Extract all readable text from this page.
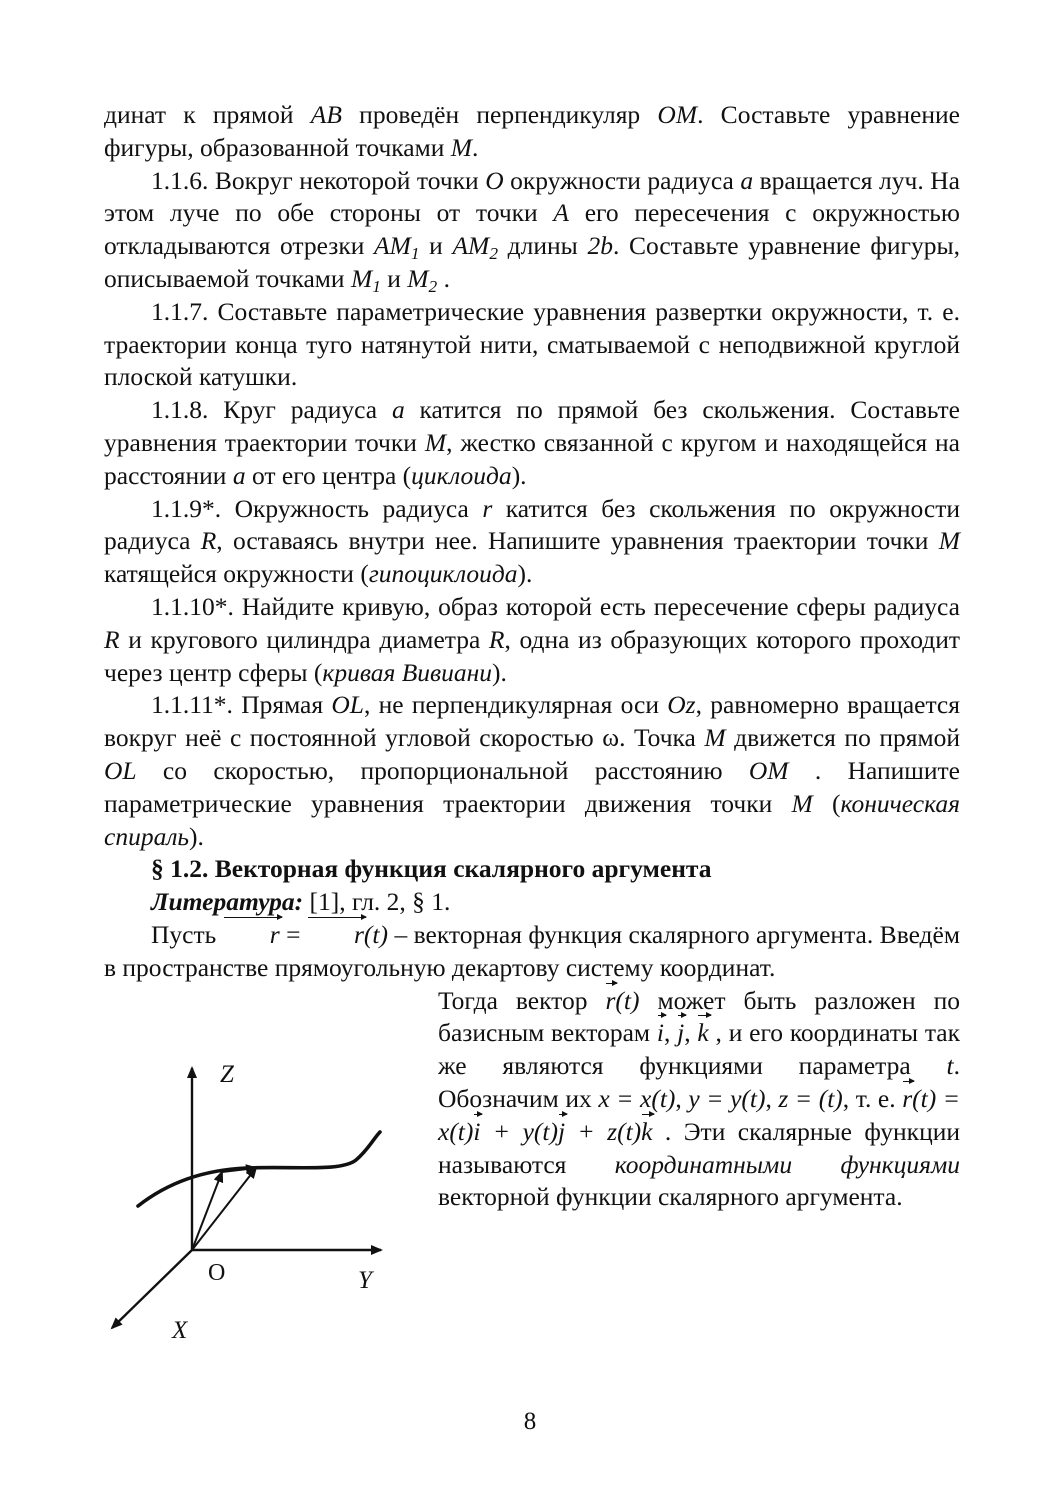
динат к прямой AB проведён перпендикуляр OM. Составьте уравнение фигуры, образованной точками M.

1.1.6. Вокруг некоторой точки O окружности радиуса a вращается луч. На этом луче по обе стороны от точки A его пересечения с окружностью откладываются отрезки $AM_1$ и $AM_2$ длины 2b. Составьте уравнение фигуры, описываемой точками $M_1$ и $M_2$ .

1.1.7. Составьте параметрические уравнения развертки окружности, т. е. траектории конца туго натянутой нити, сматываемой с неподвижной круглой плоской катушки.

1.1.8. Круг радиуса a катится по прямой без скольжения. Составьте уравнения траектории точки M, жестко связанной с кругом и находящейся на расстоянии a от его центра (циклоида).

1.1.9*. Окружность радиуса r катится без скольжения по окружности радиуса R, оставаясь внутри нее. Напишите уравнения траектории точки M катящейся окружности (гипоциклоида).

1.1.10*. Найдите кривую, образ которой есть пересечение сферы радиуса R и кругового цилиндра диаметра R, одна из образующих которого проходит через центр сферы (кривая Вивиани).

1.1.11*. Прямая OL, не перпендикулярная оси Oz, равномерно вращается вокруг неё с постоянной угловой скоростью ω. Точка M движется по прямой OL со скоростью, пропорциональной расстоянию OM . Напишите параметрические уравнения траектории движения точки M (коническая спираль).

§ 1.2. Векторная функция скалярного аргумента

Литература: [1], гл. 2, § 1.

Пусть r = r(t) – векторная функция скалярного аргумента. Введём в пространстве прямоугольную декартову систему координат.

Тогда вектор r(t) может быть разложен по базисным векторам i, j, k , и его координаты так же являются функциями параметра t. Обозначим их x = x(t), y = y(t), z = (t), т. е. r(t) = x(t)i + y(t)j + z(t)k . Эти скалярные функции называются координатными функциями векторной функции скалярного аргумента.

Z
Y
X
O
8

------------------------------------------------------------

PROMPT: Take the data above and repeat it exactly, leaving each picture out.

RESULT OF THE EXERCISE:
Extract all readable text from this page.
динат к прямой AB проведён перпендикуляр OM. Составьте уравнение фигуры, образованной точками M.

1.1.6. Вокруг некоторой точки O окружности радиуса a вращается луч. На этом луче по обе стороны от точки A его пересечения с окружностью откладываются отрезки $AM_1$ и $AM_2$ длины 2b. Составьте уравнение фигуры, описываемой точками $M_1$ и $M_2$ .

1.1.7. Составьте параметрические уравнения развертки окружности, т. е. траектории конца туго натянутой нити, сматываемой с неподвижной круглой плоской катушки.

1.1.8. Круг радиуса a катится по прямой без скольжения. Составьте уравнения траектории точки M, жестко связанной с кругом и находящейся на расстоянии a от его центра (циклоида).

1.1.9*. Окружность радиуса r катится без скольжения по окружности радиуса R, оставаясь внутри нее. Напишите уравнения траектории точки M катящейся окружности (гипоциклоида).

1.1.10*. Найдите кривую, образ которой есть пересечение сферы радиуса R и кругового цилиндра диаметра R, одна из образующих которого проходит через центр сферы (кривая Вивиани).

1.1.11*. Прямая OL, не перпендикулярная оси Oz, равномерно вращается вокруг неё с постоянной угловой скоростью ω. Точка M движется по прямой OL со скоростью, пропорциональной расстоянию OM . Напишите параметрические уравнения траектории движения точки M (коническая спираль).

§ 1.2. Векторная функция скалярного аргумента

Литература: [1], гл. 2, § 1.

Пусть r = r(t) – векторная функция скалярного аргумента. Введём в пространстве прямоугольную декартову систему координат.

Тогда вектор r(t) может быть разложен по базисным векторам i, j, k , и его координаты так же являются функциями параметра t. Обозначим их x = x(t), y = y(t), z = (t), т. е. r(t) = x(t)i + y(t)j + z(t)k . Эти скалярные функции называются координатными функциями векторной функции скалярного аргумента.

Z
Y
X
O
8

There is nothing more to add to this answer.